▶ Data shown
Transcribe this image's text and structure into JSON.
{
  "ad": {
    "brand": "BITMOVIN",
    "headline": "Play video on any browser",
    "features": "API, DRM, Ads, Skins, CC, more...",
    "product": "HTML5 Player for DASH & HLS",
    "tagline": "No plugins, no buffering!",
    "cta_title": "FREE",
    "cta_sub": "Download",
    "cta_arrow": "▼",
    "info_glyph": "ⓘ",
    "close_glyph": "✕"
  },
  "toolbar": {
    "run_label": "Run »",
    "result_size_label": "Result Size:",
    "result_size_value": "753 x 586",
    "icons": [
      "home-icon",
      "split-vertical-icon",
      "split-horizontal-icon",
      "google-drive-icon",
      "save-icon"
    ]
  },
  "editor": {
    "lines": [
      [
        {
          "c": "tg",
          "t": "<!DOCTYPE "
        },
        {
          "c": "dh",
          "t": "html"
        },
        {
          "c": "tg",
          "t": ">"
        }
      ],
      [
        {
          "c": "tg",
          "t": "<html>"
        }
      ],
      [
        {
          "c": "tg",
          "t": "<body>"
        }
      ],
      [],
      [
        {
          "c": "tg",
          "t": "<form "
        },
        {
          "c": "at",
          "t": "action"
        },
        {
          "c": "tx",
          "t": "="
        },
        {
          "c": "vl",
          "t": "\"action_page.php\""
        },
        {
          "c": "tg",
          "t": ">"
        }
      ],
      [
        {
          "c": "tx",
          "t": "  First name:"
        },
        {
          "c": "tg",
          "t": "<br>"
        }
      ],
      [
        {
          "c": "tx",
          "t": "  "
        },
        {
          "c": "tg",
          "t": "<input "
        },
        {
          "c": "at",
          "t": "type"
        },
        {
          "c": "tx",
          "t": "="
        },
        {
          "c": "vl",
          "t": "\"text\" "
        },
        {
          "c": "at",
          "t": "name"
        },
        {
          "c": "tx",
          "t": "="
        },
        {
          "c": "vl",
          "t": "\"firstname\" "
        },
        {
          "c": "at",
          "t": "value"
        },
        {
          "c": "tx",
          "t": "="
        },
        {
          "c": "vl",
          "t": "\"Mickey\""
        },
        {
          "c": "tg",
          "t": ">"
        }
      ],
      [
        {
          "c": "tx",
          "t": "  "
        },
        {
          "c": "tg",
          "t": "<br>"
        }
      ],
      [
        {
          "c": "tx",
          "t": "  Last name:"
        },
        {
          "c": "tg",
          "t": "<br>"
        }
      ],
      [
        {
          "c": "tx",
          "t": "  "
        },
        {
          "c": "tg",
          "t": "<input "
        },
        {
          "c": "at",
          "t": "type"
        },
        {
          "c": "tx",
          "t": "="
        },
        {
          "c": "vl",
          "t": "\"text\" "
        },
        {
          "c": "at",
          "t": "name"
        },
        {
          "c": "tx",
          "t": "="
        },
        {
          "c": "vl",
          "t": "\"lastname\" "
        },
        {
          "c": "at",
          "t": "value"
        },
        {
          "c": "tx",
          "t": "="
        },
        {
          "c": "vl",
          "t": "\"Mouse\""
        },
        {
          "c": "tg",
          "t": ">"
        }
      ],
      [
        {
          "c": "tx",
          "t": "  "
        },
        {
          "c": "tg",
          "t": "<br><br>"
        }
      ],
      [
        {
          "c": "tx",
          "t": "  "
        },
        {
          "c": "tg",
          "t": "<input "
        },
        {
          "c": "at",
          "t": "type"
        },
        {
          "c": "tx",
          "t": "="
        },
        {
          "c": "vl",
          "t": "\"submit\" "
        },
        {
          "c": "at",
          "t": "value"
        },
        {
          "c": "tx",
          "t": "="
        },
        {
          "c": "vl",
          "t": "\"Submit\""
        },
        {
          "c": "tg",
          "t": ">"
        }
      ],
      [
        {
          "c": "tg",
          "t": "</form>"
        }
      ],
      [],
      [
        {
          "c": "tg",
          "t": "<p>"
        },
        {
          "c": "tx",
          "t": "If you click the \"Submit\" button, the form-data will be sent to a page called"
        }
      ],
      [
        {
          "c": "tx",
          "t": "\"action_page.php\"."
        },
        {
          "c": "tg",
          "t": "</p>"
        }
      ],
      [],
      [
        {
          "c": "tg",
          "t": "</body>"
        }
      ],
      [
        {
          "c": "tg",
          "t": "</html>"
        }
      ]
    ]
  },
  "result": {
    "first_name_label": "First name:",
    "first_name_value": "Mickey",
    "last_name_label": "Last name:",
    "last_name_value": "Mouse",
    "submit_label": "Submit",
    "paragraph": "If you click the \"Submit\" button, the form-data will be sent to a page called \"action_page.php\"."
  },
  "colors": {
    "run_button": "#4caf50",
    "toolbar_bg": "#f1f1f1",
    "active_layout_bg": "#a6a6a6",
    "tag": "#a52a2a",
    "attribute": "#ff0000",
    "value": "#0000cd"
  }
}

▶ Work instructions
Exactly as they are written, print the entries again.

▶ Solution to this exercise
Transcribe this image's text and structure into JSON.
{
  "ad": {
    "brand": "BITMOVIN",
    "headline": "Play video on any browser",
    "features": "API, DRM, Ads, Skins, CC, more...",
    "product": "HTML5 Player for DASH & HLS",
    "tagline": "No plugins, no buffering!",
    "cta_title": "FREE",
    "cta_sub": "Download",
    "cta_arrow": "▼",
    "info_glyph": "ⓘ",
    "close_glyph": "✕"
  },
  "toolbar": {
    "run_label": "Run »",
    "result_size_label": "Result Size:",
    "result_size_value": "753 x 586",
    "icons": [
      "home-icon",
      "split-vertical-icon",
      "split-horizontal-icon",
      "google-drive-icon",
      "save-icon"
    ]
  },
  "editor": {
    "lines": [
      [
        {
          "c": "tg",
          "t": "<!DOCTYPE "
        },
        {
          "c": "dh",
          "t": "html"
        },
        {
          "c": "tg",
          "t": ">"
        }
      ],
      [
        {
          "c": "tg",
          "t": "<html>"
        }
      ],
      [
        {
          "c": "tg",
          "t": "<body>"
        }
      ],
      [],
      [
        {
          "c": "tg",
          "t": "<form "
        },
        {
          "c": "at",
          "t": "action"
        },
        {
          "c": "tx",
          "t": "="
        },
        {
          "c": "vl",
          "t": "\"action_page.php\""
        },
        {
          "c": "tg",
          "t": ">"
        }
      ],
      [
        {
          "c": "tx",
          "t": "  First name:"
        },
        {
          "c": "tg",
          "t": "<br>"
        }
      ],
      [
        {
          "c": "tx",
          "t": "  "
        },
        {
          "c": "tg",
          "t": "<input "
        },
        {
          "c": "at",
          "t": "type"
        },
        {
          "c": "tx",
          "t": "="
        },
        {
          "c": "vl",
          "t": "\"text\" "
        },
        {
          "c": "at",
          "t": "name"
        },
        {
          "c": "tx",
          "t": "="
        },
        {
          "c": "vl",
          "t": "\"firstname\" "
        },
        {
          "c": "at",
          "t": "value"
        },
        {
          "c": "tx",
          "t": "="
        },
        {
          "c": "vl",
          "t": "\"Mickey\""
        },
        {
          "c": "tg",
          "t": ">"
        }
      ],
      [
        {
          "c": "tx",
          "t": "  "
        },
        {
          "c": "tg",
          "t": "<br>"
        }
      ],
      [
        {
          "c": "tx",
          "t": "  Last name:"
        },
        {
          "c": "tg",
          "t": "<br>"
        }
      ],
      [
        {
          "c": "tx",
          "t": "  "
        },
        {
          "c": "tg",
          "t": "<input "
        },
        {
          "c": "at",
          "t": "type"
        },
        {
          "c": "tx",
          "t": "="
        },
        {
          "c": "vl",
          "t": "\"text\" "
        },
        {
          "c": "at",
          "t": "name"
        },
        {
          "c": "tx",
          "t": "="
        },
        {
          "c": "vl",
          "t": "\"lastname\" "
        },
        {
          "c": "at",
          "t": "value"
        },
        {
          "c": "tx",
          "t": "="
        },
        {
          "c": "vl",
          "t": "\"Mouse\""
        },
        {
          "c": "tg",
          "t": ">"
        }
      ],
      [
        {
          "c": "tx",
          "t": "  "
        },
        {
          "c": "tg",
          "t": "<br><br>"
        }
      ],
      [
        {
          "c": "tx",
          "t": "  "
        },
        {
          "c": "tg",
          "t": "<input "
        },
        {
          "c": "at",
          "t": "type"
        },
        {
          "c": "tx",
          "t": "="
        },
        {
          "c": "vl",
          "t": "\"submit\" "
        },
        {
          "c": "at",
          "t": "value"
        },
        {
          "c": "tx",
          "t": "="
        },
        {
          "c": "vl",
          "t": "\"Submit\""
        },
        {
          "c": "tg",
          "t": ">"
        }
      ],
      [
        {
          "c": "tg",
          "t": "</form>"
        }
      ],
      [],
      [
        {
          "c": "tg",
          "t": "<p>"
        },
        {
          "c": "tx",
          "t": "If you click the \"Submit\" button, the form-data will be sent to a page called"
        }
      ],
      [
        {
          "c": "tx",
          "t": "\"action_page.php\"."
        },
        {
          "c": "tg",
          "t": "</p>"
        }
      ],
      [],
      [
        {
          "c": "tg",
          "t": "</body>"
        }
      ],
      [
        {
          "c": "tg",
          "t": "</html>"
        }
      ]
    ]
  },
  "result": {
    "first_name_label": "First name:",
    "first_name_value": "Mickey",
    "last_name_label": "Last name:",
    "last_name_value": "Mouse",
    "submit_label": "Submit",
    "paragraph": "If you click the \"Submit\" button, the form-data will be sent to a page called \"action_page.php\"."
  },
  "colors": {
    "run_button": "#4caf50",
    "toolbar_bg": "#f1f1f1",
    "active_layout_bg": "#a6a6a6",
    "tag": "#a52a2a",
    "attribute": "#ff0000",
    "value": "#0000cd"
  }
}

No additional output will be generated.